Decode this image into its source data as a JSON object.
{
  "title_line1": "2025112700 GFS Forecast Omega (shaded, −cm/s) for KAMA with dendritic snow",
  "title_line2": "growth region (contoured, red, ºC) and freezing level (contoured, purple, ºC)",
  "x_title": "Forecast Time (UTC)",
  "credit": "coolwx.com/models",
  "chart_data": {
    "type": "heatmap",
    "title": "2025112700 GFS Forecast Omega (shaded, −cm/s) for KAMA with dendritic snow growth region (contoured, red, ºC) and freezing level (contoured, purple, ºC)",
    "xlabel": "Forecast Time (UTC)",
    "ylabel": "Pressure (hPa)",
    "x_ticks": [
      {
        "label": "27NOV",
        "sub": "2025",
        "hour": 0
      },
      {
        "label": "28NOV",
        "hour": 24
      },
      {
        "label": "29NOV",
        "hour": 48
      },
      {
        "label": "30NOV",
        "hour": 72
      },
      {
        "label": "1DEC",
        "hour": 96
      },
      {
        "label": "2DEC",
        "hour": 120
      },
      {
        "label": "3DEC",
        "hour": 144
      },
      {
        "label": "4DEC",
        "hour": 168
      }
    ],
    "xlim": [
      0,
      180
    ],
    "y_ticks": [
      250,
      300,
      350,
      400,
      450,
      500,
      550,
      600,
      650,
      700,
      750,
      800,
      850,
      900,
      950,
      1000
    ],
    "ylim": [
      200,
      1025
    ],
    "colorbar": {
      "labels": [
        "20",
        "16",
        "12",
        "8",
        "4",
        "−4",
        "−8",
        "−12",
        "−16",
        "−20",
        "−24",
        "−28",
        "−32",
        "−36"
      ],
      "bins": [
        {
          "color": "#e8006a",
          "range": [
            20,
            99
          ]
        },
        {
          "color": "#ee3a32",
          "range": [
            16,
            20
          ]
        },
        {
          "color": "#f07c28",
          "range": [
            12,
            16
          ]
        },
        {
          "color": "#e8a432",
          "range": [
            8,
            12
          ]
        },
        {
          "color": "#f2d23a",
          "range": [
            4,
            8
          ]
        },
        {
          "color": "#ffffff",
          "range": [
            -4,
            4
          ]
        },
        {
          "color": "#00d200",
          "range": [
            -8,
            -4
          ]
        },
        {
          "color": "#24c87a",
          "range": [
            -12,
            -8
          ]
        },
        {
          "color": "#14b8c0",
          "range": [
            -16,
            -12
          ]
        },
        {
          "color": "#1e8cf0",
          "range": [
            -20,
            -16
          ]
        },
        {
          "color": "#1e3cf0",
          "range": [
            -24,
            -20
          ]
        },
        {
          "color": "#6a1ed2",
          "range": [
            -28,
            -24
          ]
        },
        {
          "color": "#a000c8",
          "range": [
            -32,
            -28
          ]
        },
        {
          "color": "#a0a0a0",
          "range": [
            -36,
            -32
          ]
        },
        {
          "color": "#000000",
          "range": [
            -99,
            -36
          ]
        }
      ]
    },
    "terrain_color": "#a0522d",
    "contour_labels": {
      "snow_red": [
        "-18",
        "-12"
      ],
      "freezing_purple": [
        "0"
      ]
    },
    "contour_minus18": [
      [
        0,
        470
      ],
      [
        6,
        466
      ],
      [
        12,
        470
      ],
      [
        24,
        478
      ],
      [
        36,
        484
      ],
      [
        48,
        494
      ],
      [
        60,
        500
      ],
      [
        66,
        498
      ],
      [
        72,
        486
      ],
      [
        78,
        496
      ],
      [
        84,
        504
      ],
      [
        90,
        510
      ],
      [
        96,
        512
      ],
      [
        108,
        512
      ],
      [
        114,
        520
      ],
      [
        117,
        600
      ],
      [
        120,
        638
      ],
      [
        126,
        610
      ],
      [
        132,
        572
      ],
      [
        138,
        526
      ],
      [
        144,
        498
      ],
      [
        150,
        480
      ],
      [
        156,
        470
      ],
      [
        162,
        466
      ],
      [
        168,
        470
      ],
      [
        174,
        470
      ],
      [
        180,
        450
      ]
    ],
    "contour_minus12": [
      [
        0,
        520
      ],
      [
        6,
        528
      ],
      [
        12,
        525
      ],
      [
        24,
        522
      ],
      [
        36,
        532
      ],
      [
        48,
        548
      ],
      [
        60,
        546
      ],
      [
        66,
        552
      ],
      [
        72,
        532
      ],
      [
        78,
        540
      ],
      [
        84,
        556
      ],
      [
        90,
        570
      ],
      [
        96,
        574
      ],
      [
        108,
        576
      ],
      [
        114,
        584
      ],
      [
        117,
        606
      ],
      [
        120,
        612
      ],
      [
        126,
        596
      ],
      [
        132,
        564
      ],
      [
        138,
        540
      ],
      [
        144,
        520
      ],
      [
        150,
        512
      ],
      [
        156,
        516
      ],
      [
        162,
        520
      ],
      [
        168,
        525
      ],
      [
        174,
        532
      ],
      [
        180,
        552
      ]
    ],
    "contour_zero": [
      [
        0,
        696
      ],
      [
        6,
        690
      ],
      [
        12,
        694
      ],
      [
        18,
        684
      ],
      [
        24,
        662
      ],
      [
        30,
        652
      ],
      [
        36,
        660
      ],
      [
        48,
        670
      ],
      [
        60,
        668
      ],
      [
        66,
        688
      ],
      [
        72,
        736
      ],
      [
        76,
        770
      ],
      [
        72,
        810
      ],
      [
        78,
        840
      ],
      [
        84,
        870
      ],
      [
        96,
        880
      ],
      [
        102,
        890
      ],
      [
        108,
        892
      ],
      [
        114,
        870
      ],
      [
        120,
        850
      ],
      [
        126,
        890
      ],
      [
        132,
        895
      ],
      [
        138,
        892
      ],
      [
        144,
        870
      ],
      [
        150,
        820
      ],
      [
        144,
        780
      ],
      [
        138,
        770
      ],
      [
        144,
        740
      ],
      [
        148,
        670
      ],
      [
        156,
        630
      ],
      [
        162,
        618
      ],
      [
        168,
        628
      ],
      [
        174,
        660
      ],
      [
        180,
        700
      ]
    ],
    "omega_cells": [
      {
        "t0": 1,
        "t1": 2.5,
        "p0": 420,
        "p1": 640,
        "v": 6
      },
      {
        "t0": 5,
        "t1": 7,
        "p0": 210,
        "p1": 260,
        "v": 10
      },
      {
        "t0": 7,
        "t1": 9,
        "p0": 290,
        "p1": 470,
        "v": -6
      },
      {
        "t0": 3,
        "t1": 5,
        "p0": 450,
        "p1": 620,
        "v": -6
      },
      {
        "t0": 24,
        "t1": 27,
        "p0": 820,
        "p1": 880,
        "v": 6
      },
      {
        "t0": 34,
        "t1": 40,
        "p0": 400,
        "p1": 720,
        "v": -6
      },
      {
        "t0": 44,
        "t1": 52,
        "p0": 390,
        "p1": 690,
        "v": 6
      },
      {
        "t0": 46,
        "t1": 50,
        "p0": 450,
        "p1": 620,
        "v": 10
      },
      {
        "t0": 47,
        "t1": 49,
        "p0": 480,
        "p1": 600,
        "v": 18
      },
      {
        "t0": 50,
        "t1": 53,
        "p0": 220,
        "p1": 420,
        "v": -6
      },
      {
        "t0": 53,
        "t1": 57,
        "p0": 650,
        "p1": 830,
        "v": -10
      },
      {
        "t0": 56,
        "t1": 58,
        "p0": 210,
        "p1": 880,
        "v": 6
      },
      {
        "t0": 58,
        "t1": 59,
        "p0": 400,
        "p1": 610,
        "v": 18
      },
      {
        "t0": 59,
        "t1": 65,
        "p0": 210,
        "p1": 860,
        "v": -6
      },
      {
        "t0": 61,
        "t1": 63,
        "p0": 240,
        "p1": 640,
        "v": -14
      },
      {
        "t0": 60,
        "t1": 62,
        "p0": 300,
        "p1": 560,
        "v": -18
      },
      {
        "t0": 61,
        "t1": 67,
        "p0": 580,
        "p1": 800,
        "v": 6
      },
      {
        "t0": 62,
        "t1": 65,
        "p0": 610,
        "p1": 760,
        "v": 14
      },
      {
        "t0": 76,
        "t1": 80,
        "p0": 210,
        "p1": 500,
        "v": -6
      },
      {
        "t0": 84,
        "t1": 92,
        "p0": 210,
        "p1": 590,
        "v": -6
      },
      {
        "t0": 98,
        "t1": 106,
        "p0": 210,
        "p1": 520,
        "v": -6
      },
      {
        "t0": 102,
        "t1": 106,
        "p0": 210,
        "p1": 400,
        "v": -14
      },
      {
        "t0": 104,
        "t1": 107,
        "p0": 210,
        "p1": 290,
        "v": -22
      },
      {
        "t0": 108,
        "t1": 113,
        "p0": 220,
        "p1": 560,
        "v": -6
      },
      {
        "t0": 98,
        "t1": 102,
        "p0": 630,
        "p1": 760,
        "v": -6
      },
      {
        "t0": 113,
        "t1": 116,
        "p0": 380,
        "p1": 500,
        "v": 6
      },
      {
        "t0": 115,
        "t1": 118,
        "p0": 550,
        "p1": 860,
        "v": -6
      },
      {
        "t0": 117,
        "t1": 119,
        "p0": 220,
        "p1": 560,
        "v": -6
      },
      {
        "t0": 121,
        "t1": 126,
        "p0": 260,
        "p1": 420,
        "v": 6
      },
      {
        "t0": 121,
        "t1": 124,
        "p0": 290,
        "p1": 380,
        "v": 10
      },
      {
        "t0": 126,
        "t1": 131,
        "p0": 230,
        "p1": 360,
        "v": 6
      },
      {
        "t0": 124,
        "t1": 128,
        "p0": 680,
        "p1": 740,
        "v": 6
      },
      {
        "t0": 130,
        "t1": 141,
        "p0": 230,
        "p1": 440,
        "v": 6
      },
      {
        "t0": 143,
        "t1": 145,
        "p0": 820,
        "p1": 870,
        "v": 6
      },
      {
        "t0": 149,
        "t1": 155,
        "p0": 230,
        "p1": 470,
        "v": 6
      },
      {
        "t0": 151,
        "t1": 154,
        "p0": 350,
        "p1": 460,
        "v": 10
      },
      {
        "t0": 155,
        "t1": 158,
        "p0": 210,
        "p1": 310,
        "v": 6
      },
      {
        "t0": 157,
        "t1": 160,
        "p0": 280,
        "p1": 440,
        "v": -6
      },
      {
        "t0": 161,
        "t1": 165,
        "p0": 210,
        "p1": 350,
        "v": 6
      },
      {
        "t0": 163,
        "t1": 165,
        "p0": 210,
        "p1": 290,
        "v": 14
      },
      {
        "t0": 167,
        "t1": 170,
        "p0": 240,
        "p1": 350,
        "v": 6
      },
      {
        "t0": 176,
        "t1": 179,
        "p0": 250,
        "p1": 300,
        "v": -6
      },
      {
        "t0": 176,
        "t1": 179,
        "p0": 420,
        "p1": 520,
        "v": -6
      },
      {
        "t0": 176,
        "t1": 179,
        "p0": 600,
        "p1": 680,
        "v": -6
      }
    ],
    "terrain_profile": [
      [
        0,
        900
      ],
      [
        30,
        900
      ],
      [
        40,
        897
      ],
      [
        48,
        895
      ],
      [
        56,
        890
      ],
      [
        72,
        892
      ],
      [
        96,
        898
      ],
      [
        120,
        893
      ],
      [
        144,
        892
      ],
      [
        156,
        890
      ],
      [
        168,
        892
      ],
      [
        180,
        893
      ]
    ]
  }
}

====================

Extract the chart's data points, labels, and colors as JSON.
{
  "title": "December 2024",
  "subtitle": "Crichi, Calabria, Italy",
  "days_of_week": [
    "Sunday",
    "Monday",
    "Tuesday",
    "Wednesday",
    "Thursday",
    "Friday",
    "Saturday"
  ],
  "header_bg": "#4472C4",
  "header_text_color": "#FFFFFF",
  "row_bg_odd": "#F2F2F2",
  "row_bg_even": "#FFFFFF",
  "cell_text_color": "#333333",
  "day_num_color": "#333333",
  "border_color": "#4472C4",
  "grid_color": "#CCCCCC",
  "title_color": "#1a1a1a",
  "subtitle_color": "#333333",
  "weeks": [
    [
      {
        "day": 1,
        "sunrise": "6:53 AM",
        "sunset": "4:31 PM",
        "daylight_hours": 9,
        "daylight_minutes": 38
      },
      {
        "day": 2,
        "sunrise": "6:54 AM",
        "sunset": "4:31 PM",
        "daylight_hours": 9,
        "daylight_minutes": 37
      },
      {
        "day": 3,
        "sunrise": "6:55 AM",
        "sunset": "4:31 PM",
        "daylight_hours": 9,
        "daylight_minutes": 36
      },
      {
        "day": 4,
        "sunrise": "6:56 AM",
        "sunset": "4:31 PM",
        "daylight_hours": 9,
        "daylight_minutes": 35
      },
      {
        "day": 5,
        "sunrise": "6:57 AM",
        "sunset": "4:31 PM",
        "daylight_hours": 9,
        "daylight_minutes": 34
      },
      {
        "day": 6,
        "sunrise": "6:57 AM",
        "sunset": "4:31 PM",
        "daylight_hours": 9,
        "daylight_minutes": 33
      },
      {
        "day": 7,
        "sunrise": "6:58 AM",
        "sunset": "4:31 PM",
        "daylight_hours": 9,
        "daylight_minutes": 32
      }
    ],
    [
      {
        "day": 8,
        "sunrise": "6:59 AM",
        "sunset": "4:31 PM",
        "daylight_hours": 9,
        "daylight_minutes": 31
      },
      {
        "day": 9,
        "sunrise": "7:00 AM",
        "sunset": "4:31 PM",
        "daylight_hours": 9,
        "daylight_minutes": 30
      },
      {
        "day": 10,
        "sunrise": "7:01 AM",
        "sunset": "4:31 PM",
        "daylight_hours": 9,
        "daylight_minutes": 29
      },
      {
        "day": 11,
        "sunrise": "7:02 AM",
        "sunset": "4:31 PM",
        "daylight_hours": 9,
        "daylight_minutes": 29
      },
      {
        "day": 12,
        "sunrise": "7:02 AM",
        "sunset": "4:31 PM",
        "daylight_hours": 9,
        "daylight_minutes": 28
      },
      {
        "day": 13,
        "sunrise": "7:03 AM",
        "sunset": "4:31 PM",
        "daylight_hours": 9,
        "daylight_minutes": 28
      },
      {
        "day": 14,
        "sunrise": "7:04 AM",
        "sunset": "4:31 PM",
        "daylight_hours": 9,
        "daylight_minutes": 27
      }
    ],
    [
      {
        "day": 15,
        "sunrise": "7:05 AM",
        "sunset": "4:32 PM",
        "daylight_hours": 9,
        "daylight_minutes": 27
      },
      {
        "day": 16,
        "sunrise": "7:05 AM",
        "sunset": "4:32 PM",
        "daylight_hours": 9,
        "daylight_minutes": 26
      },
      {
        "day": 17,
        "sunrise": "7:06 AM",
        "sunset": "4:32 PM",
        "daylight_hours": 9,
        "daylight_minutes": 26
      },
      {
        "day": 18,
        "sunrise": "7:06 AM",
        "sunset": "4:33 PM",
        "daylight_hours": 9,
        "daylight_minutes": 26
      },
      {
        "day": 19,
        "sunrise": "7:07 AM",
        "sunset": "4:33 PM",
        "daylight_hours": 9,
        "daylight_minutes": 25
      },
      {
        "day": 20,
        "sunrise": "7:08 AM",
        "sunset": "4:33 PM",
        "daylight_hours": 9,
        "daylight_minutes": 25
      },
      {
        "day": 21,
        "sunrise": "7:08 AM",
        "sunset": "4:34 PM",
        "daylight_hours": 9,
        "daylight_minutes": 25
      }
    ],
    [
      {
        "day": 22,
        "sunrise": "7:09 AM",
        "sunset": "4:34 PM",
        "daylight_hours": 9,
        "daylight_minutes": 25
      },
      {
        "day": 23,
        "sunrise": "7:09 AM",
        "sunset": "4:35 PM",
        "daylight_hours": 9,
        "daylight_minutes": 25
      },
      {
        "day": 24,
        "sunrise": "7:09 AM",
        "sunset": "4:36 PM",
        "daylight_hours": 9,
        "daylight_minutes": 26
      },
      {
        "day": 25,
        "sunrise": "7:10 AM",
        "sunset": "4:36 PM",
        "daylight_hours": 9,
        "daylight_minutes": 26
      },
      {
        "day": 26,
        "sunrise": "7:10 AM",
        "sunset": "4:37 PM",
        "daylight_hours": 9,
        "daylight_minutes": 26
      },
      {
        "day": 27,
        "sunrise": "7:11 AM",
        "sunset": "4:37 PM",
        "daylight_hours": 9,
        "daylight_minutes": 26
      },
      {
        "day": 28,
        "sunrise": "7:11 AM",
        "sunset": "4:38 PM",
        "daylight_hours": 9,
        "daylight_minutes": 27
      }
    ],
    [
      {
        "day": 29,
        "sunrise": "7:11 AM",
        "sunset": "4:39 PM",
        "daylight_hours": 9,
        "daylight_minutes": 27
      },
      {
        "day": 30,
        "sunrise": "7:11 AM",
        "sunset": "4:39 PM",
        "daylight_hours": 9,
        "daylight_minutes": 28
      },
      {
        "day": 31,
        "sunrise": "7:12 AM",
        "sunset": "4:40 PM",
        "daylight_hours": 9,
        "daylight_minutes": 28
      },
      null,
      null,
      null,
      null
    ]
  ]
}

====================

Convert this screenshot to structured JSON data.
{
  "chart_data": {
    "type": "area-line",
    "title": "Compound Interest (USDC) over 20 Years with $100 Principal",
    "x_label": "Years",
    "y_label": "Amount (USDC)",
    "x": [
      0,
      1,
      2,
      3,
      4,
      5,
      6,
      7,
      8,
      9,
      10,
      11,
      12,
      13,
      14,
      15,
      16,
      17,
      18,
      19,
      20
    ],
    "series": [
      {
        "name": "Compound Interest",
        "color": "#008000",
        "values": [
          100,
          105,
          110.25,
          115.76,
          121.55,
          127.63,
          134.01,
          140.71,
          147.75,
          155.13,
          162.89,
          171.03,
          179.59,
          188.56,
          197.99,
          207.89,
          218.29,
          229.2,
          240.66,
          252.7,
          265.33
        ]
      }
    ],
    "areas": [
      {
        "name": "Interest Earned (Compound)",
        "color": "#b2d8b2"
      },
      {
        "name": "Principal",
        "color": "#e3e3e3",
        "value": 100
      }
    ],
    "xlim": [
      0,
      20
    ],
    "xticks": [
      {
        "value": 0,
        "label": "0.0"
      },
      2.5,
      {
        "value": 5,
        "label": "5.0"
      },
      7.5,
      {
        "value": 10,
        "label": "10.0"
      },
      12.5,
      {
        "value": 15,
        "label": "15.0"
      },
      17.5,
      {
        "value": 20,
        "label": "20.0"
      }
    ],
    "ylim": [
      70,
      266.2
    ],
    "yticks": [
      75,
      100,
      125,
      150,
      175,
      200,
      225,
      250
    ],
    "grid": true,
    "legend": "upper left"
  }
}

====================

• **Written instruction**
Show every line in the entries where the string "region" occurs.

• **Task solution**
  "title_line2": "growth region (contoured, red, ºC) and freezing level (contoured, purple, ºC)",
    "title": "2025112700 GFS Forecast Omega (shaded, −cm/s) for KAMA with dendritic snow growth region (contoured, red, ºC) and freezing level (contoured, purple, ºC)",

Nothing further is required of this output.